> _Provided data_:
:::::
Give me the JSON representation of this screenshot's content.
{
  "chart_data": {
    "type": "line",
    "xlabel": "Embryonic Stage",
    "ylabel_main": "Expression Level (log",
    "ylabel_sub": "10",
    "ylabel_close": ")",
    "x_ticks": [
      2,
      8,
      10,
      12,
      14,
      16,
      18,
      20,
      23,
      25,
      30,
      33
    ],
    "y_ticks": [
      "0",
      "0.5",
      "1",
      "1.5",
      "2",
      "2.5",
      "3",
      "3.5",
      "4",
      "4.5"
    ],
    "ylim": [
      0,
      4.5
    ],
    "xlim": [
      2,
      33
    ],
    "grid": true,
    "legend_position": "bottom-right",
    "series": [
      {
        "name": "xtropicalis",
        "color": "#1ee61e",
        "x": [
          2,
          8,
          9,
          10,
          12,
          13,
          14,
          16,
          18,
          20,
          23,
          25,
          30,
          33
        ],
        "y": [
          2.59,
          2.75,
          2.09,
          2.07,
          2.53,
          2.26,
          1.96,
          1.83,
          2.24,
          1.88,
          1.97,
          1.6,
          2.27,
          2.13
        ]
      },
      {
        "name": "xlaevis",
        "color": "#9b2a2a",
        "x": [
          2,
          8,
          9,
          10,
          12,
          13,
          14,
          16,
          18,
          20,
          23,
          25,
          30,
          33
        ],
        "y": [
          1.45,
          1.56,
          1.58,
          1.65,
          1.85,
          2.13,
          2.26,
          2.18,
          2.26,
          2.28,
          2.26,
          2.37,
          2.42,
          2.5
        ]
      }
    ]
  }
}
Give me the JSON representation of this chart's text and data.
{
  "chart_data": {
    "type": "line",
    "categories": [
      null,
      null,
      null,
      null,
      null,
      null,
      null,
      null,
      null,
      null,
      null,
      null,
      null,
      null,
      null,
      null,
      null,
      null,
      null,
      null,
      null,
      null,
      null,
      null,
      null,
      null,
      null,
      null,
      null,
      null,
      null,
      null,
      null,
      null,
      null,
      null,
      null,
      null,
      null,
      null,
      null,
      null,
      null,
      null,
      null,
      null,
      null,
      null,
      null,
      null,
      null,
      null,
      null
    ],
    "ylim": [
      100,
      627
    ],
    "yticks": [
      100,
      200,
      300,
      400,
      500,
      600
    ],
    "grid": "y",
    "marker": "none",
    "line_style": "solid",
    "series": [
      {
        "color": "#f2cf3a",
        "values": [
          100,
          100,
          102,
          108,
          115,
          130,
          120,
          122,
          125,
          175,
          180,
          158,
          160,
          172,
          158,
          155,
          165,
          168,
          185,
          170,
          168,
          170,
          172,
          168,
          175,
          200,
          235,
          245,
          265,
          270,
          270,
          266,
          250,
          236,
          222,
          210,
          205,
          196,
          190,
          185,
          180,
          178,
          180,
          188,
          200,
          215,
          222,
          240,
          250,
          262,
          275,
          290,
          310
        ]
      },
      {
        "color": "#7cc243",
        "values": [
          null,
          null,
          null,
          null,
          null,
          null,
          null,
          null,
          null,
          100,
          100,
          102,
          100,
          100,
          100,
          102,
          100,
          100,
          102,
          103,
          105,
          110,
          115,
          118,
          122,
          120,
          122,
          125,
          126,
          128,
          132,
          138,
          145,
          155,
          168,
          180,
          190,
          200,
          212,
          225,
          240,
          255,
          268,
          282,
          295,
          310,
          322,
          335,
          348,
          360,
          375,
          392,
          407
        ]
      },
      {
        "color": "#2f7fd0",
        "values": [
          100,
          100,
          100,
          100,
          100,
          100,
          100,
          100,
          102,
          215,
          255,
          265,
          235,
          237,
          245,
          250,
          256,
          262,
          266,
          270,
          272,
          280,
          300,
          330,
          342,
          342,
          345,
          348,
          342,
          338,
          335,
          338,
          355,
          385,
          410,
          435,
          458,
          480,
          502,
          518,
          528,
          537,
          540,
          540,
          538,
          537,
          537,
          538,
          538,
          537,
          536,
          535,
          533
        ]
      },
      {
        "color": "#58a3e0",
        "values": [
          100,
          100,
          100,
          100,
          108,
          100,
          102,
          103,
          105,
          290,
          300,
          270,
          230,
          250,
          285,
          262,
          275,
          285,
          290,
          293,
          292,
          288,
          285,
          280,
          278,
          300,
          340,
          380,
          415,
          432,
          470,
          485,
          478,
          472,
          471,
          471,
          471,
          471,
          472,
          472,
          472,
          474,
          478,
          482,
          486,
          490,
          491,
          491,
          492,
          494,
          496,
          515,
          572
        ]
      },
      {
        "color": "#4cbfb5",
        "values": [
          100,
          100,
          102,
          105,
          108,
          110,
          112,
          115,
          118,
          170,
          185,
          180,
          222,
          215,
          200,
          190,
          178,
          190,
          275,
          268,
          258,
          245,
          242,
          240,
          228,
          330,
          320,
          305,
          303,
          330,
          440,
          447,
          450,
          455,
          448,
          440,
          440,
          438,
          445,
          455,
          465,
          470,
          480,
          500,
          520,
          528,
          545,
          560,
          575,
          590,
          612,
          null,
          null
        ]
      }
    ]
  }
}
:::::
> _Aim of the exercise_:
Scan the lines above for "Give", then copy every one that has it.

> _Output for this task_:
Give me the JSON representation of this screenshot's content.
Give me the JSON representation of this chart's text and data.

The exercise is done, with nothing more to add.